:: SHORT PROBLEM ::
Leave out the pictures and repeat every record exactly.

:: SOURCE DATA ::
-- BEGIN --

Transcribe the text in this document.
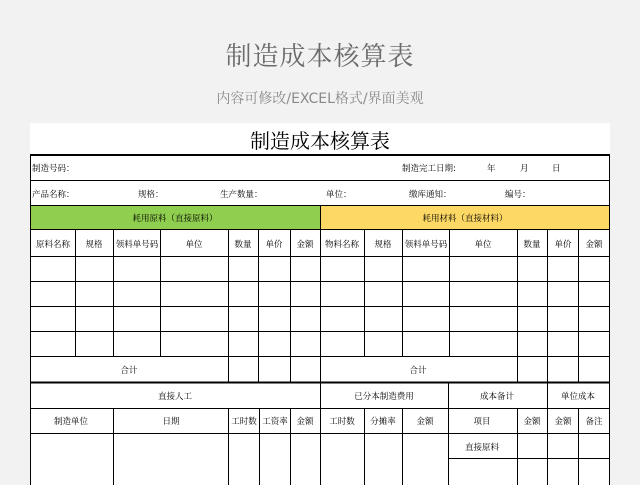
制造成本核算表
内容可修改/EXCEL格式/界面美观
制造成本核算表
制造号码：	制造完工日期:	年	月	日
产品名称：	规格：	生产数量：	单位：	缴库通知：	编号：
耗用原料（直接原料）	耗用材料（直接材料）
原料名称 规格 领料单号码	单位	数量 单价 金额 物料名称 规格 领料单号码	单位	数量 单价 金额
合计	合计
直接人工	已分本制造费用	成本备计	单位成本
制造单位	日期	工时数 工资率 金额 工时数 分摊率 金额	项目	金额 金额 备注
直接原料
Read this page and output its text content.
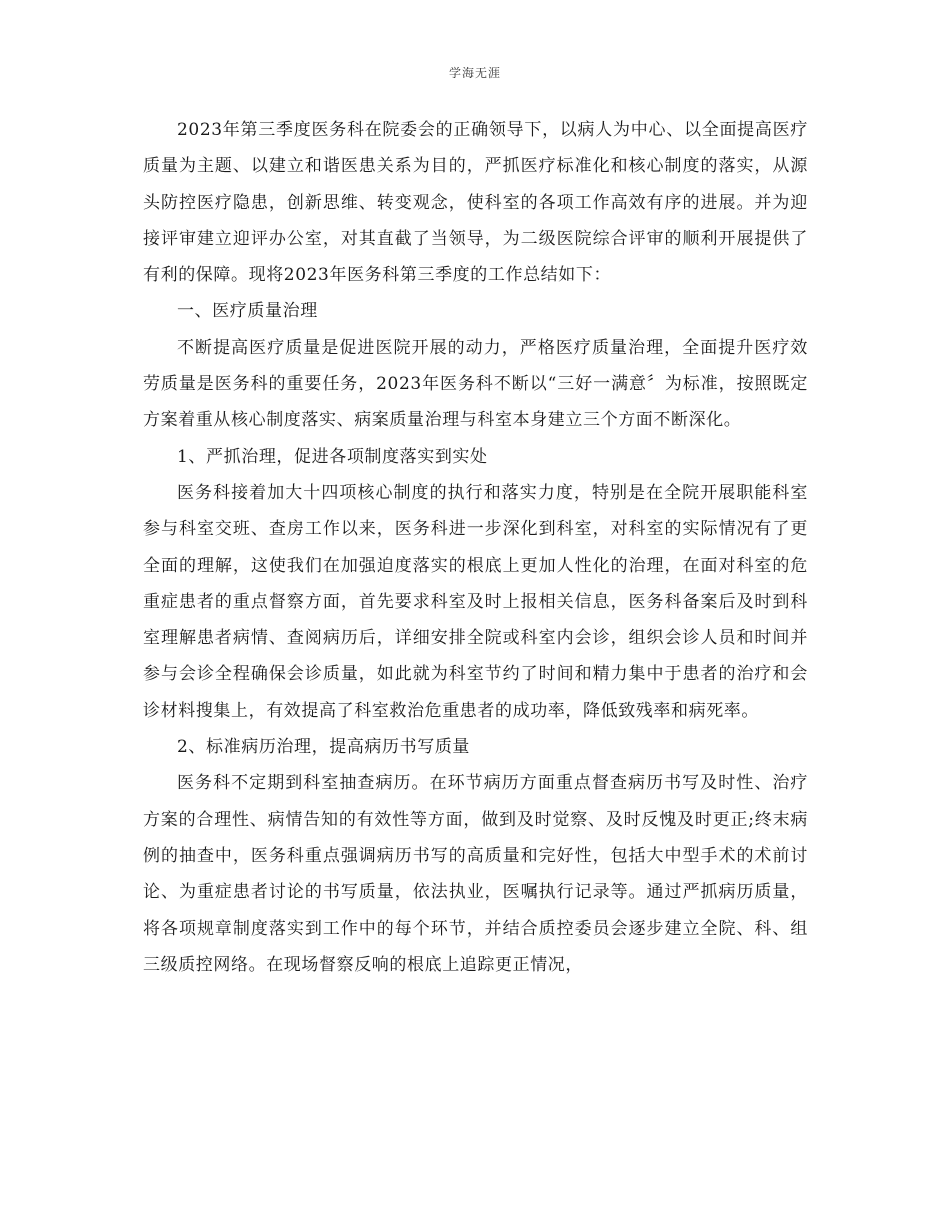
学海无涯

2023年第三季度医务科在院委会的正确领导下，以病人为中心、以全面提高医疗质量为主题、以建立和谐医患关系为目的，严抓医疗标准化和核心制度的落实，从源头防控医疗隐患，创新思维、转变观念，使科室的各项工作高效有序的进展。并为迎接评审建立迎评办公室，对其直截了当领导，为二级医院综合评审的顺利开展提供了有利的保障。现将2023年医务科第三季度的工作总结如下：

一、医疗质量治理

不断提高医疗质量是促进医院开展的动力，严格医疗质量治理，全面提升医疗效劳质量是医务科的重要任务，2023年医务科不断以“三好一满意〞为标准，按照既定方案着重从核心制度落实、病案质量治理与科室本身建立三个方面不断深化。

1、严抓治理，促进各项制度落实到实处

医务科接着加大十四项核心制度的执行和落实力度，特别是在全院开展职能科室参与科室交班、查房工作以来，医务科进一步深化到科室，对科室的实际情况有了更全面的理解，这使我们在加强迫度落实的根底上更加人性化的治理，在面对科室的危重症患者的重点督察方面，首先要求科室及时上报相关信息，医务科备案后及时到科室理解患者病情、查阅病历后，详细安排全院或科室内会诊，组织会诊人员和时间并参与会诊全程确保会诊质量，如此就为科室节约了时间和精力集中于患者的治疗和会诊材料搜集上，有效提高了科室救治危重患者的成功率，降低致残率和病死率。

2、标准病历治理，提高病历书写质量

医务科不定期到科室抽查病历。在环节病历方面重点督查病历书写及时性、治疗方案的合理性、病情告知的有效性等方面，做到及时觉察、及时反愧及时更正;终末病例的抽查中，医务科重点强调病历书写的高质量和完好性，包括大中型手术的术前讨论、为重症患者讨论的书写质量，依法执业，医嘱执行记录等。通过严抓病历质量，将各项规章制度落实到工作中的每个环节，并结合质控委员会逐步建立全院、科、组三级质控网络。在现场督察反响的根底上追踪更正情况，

-- END --

:: OUTPUT BELOW ::
Transcribe the text in this document.
制造成本核算表
内容可修改/EXCEL格式/界面美观
制造成本核算表
制造号码：	制造完工日期:	年	月	日
产品名称：	规格：	生产数量：	单位：	缴库通知：	编号：
耗用原料（直接原料）	耗用材料（直接材料）
原料名称 规格 领料单号码	单位	数量 单价 金额 物料名称 规格 领料单号码	单位	数量 单价 金额
合计	合计
直接人工	已分本制造费用	成本备计	单位成本
制造单位	日期	工时数 工资率 金额 工时数 分摊率 金额	项目	金额 金额 备注
直接原料
Read this page and output its text content.
学海无涯

2023年第三季度医务科在院委会的正确领导下，以病人为中心、以全面提高医疗质量为主题、以建立和谐医患关系为目的，严抓医疗标准化和核心制度的落实，从源头防控医疗隐患，创新思维、转变观念，使科室的各项工作高效有序的进展。并为迎接评审建立迎评办公室，对其直截了当领导，为二级医院综合评审的顺利开展提供了有利的保障。现将2023年医务科第三季度的工作总结如下：

一、医疗质量治理

不断提高医疗质量是促进医院开展的动力，严格医疗质量治理，全面提升医疗效劳质量是医务科的重要任务，2023年医务科不断以“三好一满意〞为标准，按照既定方案着重从核心制度落实、病案质量治理与科室本身建立三个方面不断深化。

1、严抓治理，促进各项制度落实到实处

医务科接着加大十四项核心制度的执行和落实力度，特别是在全院开展职能科室参与科室交班、查房工作以来，医务科进一步深化到科室，对科室的实际情况有了更全面的理解，这使我们在加强迫度落实的根底上更加人性化的治理，在面对科室的危重症患者的重点督察方面，首先要求科室及时上报相关信息，医务科备案后及时到科室理解患者病情、查阅病历后，详细安排全院或科室内会诊，组织会诊人员和时间并参与会诊全程确保会诊质量，如此就为科室节约了时间和精力集中于患者的治疗和会诊材料搜集上，有效提高了科室救治危重患者的成功率，降低致残率和病死率。

2、标准病历治理，提高病历书写质量

医务科不定期到科室抽查病历。在环节病历方面重点督查病历书写及时性、治疗方案的合理性、病情告知的有效性等方面，做到及时觉察、及时反愧及时更正;终末病例的抽查中，医务科重点强调病历书写的高质量和完好性，包括大中型手术的术前讨论、为重症患者讨论的书写质量，依法执业，医嘱执行记录等。通过严抓病历质量，将各项规章制度落实到工作中的每个环节，并结合质控委员会逐步建立全院、科、组三级质控网络。在现场督察反响的根底上追踪更正情况，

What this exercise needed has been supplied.